Your task.
Which lines below hold the word "axis"? Copy all of them.

Top of Data extracts

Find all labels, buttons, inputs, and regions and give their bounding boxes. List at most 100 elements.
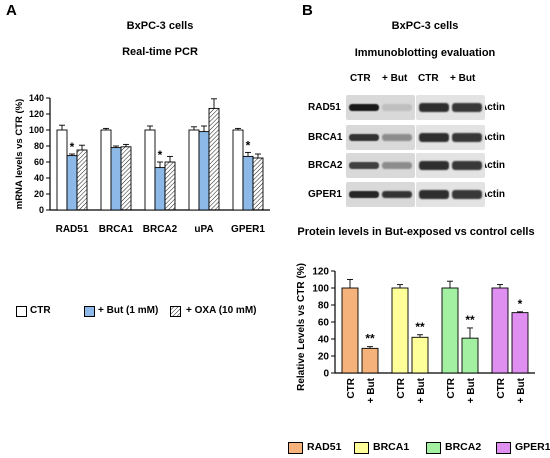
significance-mark: ** bbox=[465, 313, 475, 327]
bar-rad51-but bbox=[361, 347, 379, 374]
x-category-label: RAD51 bbox=[56, 224, 89, 235]
panel-b-letter: B bbox=[302, 2, 313, 19]
pcr-legend: CTR + But (1 mM) + OXA (10 mM) bbox=[10, 303, 300, 319]
panel-a-cell-line: BxPC-3 cells bbox=[126, 20, 194, 32]
y-tick-label: 0 bbox=[323, 369, 329, 380]
y-axis-label: mRNA levels vs CTR (%) bbox=[14, 99, 25, 210]
y-tick-label: 80 bbox=[34, 141, 44, 151]
significance-mark: * bbox=[70, 140, 75, 154]
bar-rad51-but-1-mm bbox=[66, 155, 78, 211]
blot-brca2 bbox=[346, 153, 415, 178]
blot-col-ctr-2: CTR bbox=[418, 73, 439, 84]
blot-gper1 bbox=[346, 182, 415, 207]
bar-brca2-but bbox=[461, 337, 479, 374]
panel-a-letter: A bbox=[6, 2, 17, 19]
significance-mark: ** bbox=[415, 320, 425, 334]
bar-upa-oxa-10-mm bbox=[208, 107, 220, 211]
legend-brca2-label: BRCA2 bbox=[445, 441, 482, 453]
blot-actin bbox=[416, 153, 485, 178]
bar-brca2-ctr bbox=[441, 287, 459, 374]
bar-gper1-ctr bbox=[491, 287, 509, 374]
bar-rad51-ctr bbox=[56, 129, 68, 211]
blot-actin bbox=[416, 182, 485, 207]
x-category-label: GPER1 bbox=[231, 224, 265, 235]
y-tick-label: 100 bbox=[29, 125, 44, 135]
y-tick-label: 60 bbox=[34, 157, 44, 167]
bar-brca2-oxa-10-mm bbox=[164, 161, 176, 211]
y-tick-label: 100 bbox=[312, 284, 329, 295]
bar-brca2-but-1-mm bbox=[154, 167, 166, 211]
blot-label-brca2: BRCA2 bbox=[308, 160, 343, 171]
panel-b-assay-title: Immunoblotting evaluation bbox=[354, 47, 496, 59]
x-category-label: + But bbox=[516, 377, 527, 403]
bar-brca1-ctr bbox=[391, 287, 409, 374]
blot-col-but-2: + But bbox=[450, 73, 476, 84]
legend-rad51-label: RAD51 bbox=[307, 441, 342, 453]
x-category-label: CTR bbox=[446, 377, 457, 398]
bar-brca2-ctr bbox=[144, 129, 156, 211]
blot-label-actin: Actin bbox=[480, 160, 505, 171]
legend-oxa-label: + OXA (10 mM) bbox=[186, 305, 257, 316]
y-axis-label: Relative Levels vs CTR (%) bbox=[296, 263, 307, 391]
legend-but-swatch bbox=[84, 306, 95, 317]
x-category-label: + But bbox=[466, 377, 477, 403]
legend-ctr-swatch bbox=[16, 306, 27, 317]
blot-label-rad51: RAD51 bbox=[308, 102, 341, 113]
significance-mark: * bbox=[246, 138, 251, 152]
x-category-label: + But bbox=[366, 377, 377, 403]
bar-rad51-ctr bbox=[341, 287, 359, 374]
bar-gper1-ctr bbox=[232, 129, 244, 211]
blot-brca1 bbox=[346, 125, 415, 150]
blot-col-but-1: + But bbox=[382, 73, 408, 84]
x-category-label: CTR bbox=[346, 377, 357, 398]
significance-mark: * bbox=[158, 148, 163, 162]
legend-rad51-swatch bbox=[288, 442, 303, 454]
protein-legend: RAD51 BRCA1 BRCA2 GPER1 bbox=[280, 440, 550, 456]
blot-label-actin: Actin bbox=[480, 189, 505, 200]
x-category-label: + But bbox=[416, 377, 427, 403]
blot-actin bbox=[416, 125, 485, 150]
y-tick-label: 40 bbox=[34, 173, 44, 183]
y-tick-label: 40 bbox=[318, 335, 330, 346]
panel-b-cell-line: BxPC-3 cells bbox=[391, 20, 459, 32]
legend-ctr-label: CTR bbox=[30, 305, 51, 316]
legend-gper1-swatch bbox=[496, 442, 511, 454]
legend-oxa-swatch bbox=[170, 306, 181, 317]
bar-gper1-but-1-mm bbox=[242, 155, 254, 211]
bar-gper1-but bbox=[511, 312, 529, 374]
bar-brca1-but bbox=[411, 336, 429, 374]
y-tick-label: 20 bbox=[318, 352, 330, 363]
legend-brca1-swatch bbox=[354, 442, 369, 454]
bar-rad51-oxa-10-mm bbox=[76, 149, 88, 211]
y-tick-label: 0 bbox=[39, 205, 44, 215]
x-category-label: BRCA2 bbox=[143, 224, 178, 235]
pcr-bar-chart: 0 20 40 60 80 100 120 140 mRNA levels vs CTR (%)… bbox=[14, 93, 270, 235]
bar-brca1-ctr bbox=[100, 129, 112, 211]
x-category-label: CTR bbox=[396, 377, 407, 398]
immunoblot-panel: RAD51 Actin BRCA1 Actin BRCA2 Actin GPER1 Actin bbox=[300, 90, 550, 210]
protein-bar-chart: 0 20 40 60 80 100 120 Relative Levels vs CTR (%… bbox=[296, 263, 535, 403]
significance-mark: * bbox=[518, 297, 523, 311]
y-tick-label: 20 bbox=[34, 189, 44, 199]
protein-chart-title: Protein levels in But-exposed vs control… bbox=[297, 226, 535, 238]
bar-upa-but-1-mm bbox=[198, 131, 210, 211]
bar-gper1-oxa-10-mm bbox=[252, 157, 264, 211]
blot-label-gper1: GPER1 bbox=[308, 189, 342, 200]
blot-col-ctr-1: CTR bbox=[350, 73, 371, 84]
blot-label-actin: Actin bbox=[480, 102, 505, 113]
y-tick-label: 120 bbox=[312, 267, 329, 278]
legend-gper1-label: GPER1 bbox=[515, 441, 550, 453]
x-category-label: uPA bbox=[194, 224, 213, 235]
bar-upa-ctr bbox=[188, 129, 200, 211]
y-tick-label: 140 bbox=[29, 93, 44, 103]
x-category-label: BRCA1 bbox=[99, 224, 134, 235]
y-tick-label: 60 bbox=[318, 318, 330, 329]
blot-actin bbox=[416, 95, 485, 120]
y-tick-label: 80 bbox=[318, 301, 330, 312]
legend-brca1-label: BRCA1 bbox=[373, 441, 410, 453]
bar-brca1-but-1-mm bbox=[110, 147, 122, 211]
bar-brca1-oxa-10-mm bbox=[120, 146, 132, 211]
legend-but-label: + But (1 mM) bbox=[98, 305, 159, 316]
blot-label-brca1: BRCA1 bbox=[308, 132, 343, 143]
blot-label-actin: Actin bbox=[480, 132, 505, 143]
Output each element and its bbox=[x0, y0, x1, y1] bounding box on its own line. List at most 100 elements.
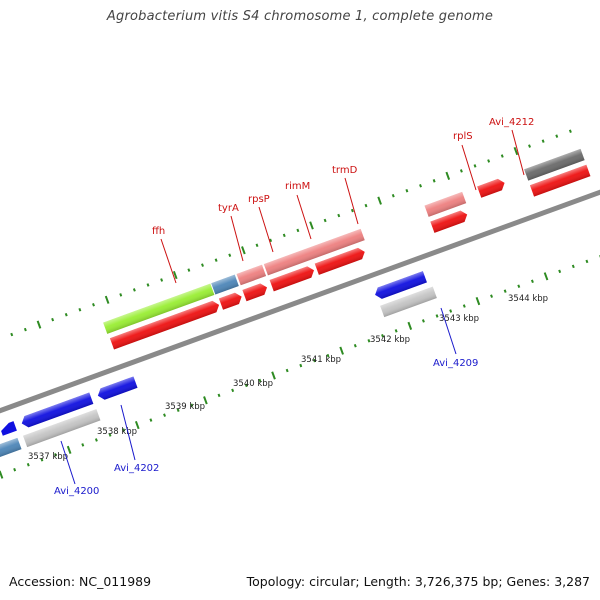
accession-text: Accession: NC_011989 bbox=[9, 574, 152, 589]
label-tyrA[interactable]: tyrA bbox=[218, 203, 239, 214]
gene-avi-4209[interactable] bbox=[380, 286, 437, 318]
genome-frame bbox=[0, 129, 600, 479]
label-rimM[interactable]: rimM bbox=[285, 181, 310, 192]
cds-rpsP[interactable] bbox=[242, 282, 269, 302]
tick-top-minor bbox=[459, 169, 463, 173]
tick-top-minor bbox=[500, 154, 504, 158]
tick-bottom-major bbox=[339, 346, 344, 355]
cds-tyrA[interactable] bbox=[218, 291, 244, 310]
tick-top-major bbox=[377, 196, 382, 205]
tick-label-3542: 3542 kbp bbox=[370, 335, 410, 345]
tick-top-minor bbox=[214, 258, 218, 262]
cds-right-edge[interactable] bbox=[529, 164, 591, 197]
tick-bottom-minor bbox=[40, 458, 44, 462]
cds-avi-4209[interactable] bbox=[373, 271, 427, 300]
tick-label-3539: 3539 kbp bbox=[165, 402, 205, 412]
tick-top-major bbox=[36, 320, 42, 329]
tick-bottom-minor bbox=[190, 403, 194, 407]
bottom-feature-labels: Avi_4200 Avi_4202 Avi_4209 bbox=[54, 358, 478, 497]
tick-bottom-minor bbox=[13, 467, 17, 472]
tick-top-minor bbox=[568, 129, 572, 133]
tick-top-minor bbox=[528, 144, 531, 148]
cds-avi-4202[interactable] bbox=[96, 376, 138, 401]
tick-bottom-minor bbox=[94, 438, 98, 442]
tick-bottom-minor bbox=[462, 304, 466, 308]
label-avi-4202[interactable]: Avi_4202 bbox=[114, 463, 159, 474]
top-feature-labels: ffh tyrA rpsP rimM trmD rplS Avi_4212 bbox=[152, 117, 534, 237]
bottom-leader-lines bbox=[60, 307, 457, 485]
tick-bottom-minor bbox=[571, 264, 575, 269]
tick-top-minor bbox=[364, 203, 368, 208]
tick-top-minor bbox=[228, 253, 232, 257]
tick-bottom-major bbox=[203, 396, 208, 405]
tick-top-minor bbox=[350, 208, 354, 213]
tick-top-minor bbox=[473, 164, 477, 168]
label-avi-4212[interactable]: Avi_4212 bbox=[489, 117, 534, 128]
tick-label-3543: 3543 kbp bbox=[439, 314, 479, 324]
tick-bottom-major bbox=[66, 445, 72, 454]
label-avi-4200[interactable]: Avi_4200 bbox=[54, 486, 99, 497]
tick-label-3540: 3540 kbp bbox=[233, 379, 273, 389]
tick-bottom-minor bbox=[558, 269, 562, 274]
tick-bottom-minor bbox=[231, 388, 235, 393]
label-avi-4209[interactable]: Avi_4209 bbox=[433, 358, 478, 369]
tick-bottom-minor bbox=[312, 358, 316, 363]
cds-ffh[interactable] bbox=[109, 299, 221, 350]
tick-bottom-minor bbox=[490, 294, 493, 298]
gene-bottom-far-left[interactable] bbox=[0, 437, 22, 459]
tick-bottom-minor bbox=[585, 259, 589, 264]
tick-bottom-minor bbox=[81, 443, 85, 447]
gene-rimM-trmD[interactable] bbox=[263, 228, 365, 276]
tick-top-minor bbox=[51, 317, 55, 322]
cds-avi-4200[interactable] bbox=[20, 392, 94, 430]
tick-top-major bbox=[172, 270, 178, 280]
tick-bottom-minor bbox=[449, 309, 453, 313]
tick-bottom-minor bbox=[217, 393, 221, 398]
cds-trmD[interactable] bbox=[314, 246, 367, 275]
tick-top-minor bbox=[92, 303, 95, 307]
tick-top-major bbox=[513, 146, 519, 156]
tick-top-minor bbox=[10, 332, 14, 337]
cds-rimM[interactable] bbox=[269, 265, 316, 292]
tick-top-major bbox=[309, 221, 314, 230]
label-rplS[interactable]: rplS bbox=[453, 131, 473, 142]
label-rpsP[interactable]: rpsP bbox=[248, 194, 270, 205]
cds-avi-4212[interactable] bbox=[477, 177, 506, 198]
gene-rplS[interactable] bbox=[424, 191, 467, 217]
cds-rplS[interactable] bbox=[430, 209, 469, 233]
tick-top-minor bbox=[187, 268, 191, 272]
genome-stats-text: Topology: circular; Length: 3,726,375 bp… bbox=[246, 574, 590, 589]
tick-top-minor bbox=[23, 327, 27, 332]
label-trmD[interactable]: trmD bbox=[332, 165, 358, 176]
tick-bottom-minor bbox=[435, 314, 439, 318]
tick-top-minor bbox=[119, 293, 123, 297]
tick-bottom-minor bbox=[530, 279, 534, 284]
tick-label-3538: 3538 kbp bbox=[97, 427, 137, 437]
tick-top-minor bbox=[132, 288, 136, 292]
tick-bottom-minor bbox=[421, 319, 425, 323]
gene-right-edge[interactable] bbox=[524, 148, 585, 181]
map-title: Agrobacterium vitis S4 chromosome 1, com… bbox=[106, 9, 494, 24]
gene-tyrA[interactable] bbox=[211, 274, 239, 295]
tick-bottom-minor bbox=[394, 329, 398, 333]
tick-top-minor bbox=[487, 159, 491, 163]
tick-top-minor bbox=[391, 193, 395, 198]
tick-bottom-minor bbox=[353, 343, 357, 348]
gene-ffh[interactable] bbox=[103, 283, 215, 334]
tick-bottom-minor bbox=[108, 433, 112, 437]
tick-top-minor bbox=[337, 213, 341, 218]
tick-top-minor bbox=[419, 184, 422, 188]
cds-bottom-far-left[interactable] bbox=[0, 421, 17, 436]
tick-label-3544: 3544 kbp bbox=[508, 294, 548, 304]
tick-bottom-minor bbox=[244, 383, 248, 388]
tick-bottom-minor bbox=[517, 284, 521, 288]
tick-bottom-minor bbox=[299, 363, 303, 368]
tick-top-major bbox=[445, 171, 451, 180]
gene-avi-4200[interactable] bbox=[23, 409, 101, 448]
tick-bottom-major bbox=[475, 296, 481, 306]
tick-top-minor bbox=[541, 139, 545, 143]
label-ffh[interactable]: ffh bbox=[152, 226, 165, 237]
tick-bottom-minor bbox=[285, 368, 289, 373]
gene-rpsP[interactable] bbox=[236, 264, 267, 286]
tick-top-minor bbox=[160, 278, 164, 282]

Bottom of Data extracts

Written response.
y-axis-label: mRNA levels vs CTR (%) bbox=[14, 99, 25, 210]
y-axis-label: Relative Levels vs CTR (%) bbox=[296, 263, 307, 391]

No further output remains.